■ **SET TASK**: The records below should be written out again, exactly.
#### ENTRIES ####
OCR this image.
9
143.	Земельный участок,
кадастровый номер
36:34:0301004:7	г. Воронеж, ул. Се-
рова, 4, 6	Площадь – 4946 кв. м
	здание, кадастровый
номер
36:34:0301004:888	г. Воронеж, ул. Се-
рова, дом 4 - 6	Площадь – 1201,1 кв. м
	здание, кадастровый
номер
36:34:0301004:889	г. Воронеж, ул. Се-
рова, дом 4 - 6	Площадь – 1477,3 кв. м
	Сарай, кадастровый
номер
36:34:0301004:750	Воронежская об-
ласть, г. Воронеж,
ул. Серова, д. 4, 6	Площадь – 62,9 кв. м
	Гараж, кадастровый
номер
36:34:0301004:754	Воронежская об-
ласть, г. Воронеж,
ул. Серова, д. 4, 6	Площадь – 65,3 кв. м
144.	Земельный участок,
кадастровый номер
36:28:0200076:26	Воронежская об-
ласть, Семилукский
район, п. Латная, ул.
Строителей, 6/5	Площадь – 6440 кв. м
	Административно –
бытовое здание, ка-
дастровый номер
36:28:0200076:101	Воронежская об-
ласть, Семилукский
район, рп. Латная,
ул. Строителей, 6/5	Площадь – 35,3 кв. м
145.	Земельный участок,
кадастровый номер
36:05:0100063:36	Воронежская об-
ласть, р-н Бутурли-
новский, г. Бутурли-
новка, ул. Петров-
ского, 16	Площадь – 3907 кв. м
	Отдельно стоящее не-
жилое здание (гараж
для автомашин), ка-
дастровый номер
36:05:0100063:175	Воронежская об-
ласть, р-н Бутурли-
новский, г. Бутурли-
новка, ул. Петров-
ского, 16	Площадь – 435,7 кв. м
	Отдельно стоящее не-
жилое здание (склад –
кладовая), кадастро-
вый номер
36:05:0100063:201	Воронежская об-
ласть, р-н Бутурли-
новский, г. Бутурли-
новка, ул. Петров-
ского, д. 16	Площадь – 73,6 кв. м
####
■ **ANSWER FOR THE TASK**:
OCR this image.
9
143.	Земельный участок,
кадастровый номер
36:34:0301004:7	г. Воронеж, ул. Се-
рова, 4, 6	Площадь – 4946 кв. м
	здание, кадастровый
номер
36:34:0301004:888	г. Воронеж, ул. Се-
рова, дом 4 - 6	Площадь – 1201,1 кв. м
	здание, кадастровый
номер
36:34:0301004:889	г. Воронеж, ул. Се-
рова, дом 4 - 6	Площадь – 1477,3 кв. м
	Сарай, кадастровый
номер
36:34:0301004:750	Воронежская об-
ласть, г. Воронеж,
ул. Серова, д. 4, 6	Площадь – 62,9 кв. м
	Гараж, кадастровый
номер
36:34:0301004:754	Воронежская об-
ласть, г. Воронеж,
ул. Серова, д. 4, 6	Площадь – 65,3 кв. м
144.	Земельный участок,
кадастровый номер
36:28:0200076:26	Воронежская об-
ласть, Семилукский
район, п. Латная, ул.
Строителей, 6/5	Площадь – 6440 кв. м
	Административно –
бытовое здание, ка-
дастровый номер
36:28:0200076:101	Воронежская об-
ласть, Семилукский
район, рп. Латная,
ул. Строителей, 6/5	Площадь – 35,3 кв. м
145.	Земельный участок,
кадастровый номер
36:05:0100063:36	Воронежская об-
ласть, р-н Бутурли-
новский, г. Бутурли-
новка, ул. Петров-
ского, 16	Площадь – 3907 кв. м
	Отдельно стоящее не-
жилое здание (гараж
для автомашин), ка-
дастровый номер
36:05:0100063:175	Воронежская об-
ласть, р-н Бутурли-
новский, г. Бутурли-
новка, ул. Петров-
ского, 16	Площадь – 435,7 кв. м
	Отдельно стоящее не-
жилое здание (склад –
кладовая), кадастро-
вый номер
36:05:0100063:201	Воронежская об-
ласть, р-н Бутурли-
новский, г. Бутурли-
новка, ул. Петров-
ского, д. 16	Площадь – 73,6 кв. м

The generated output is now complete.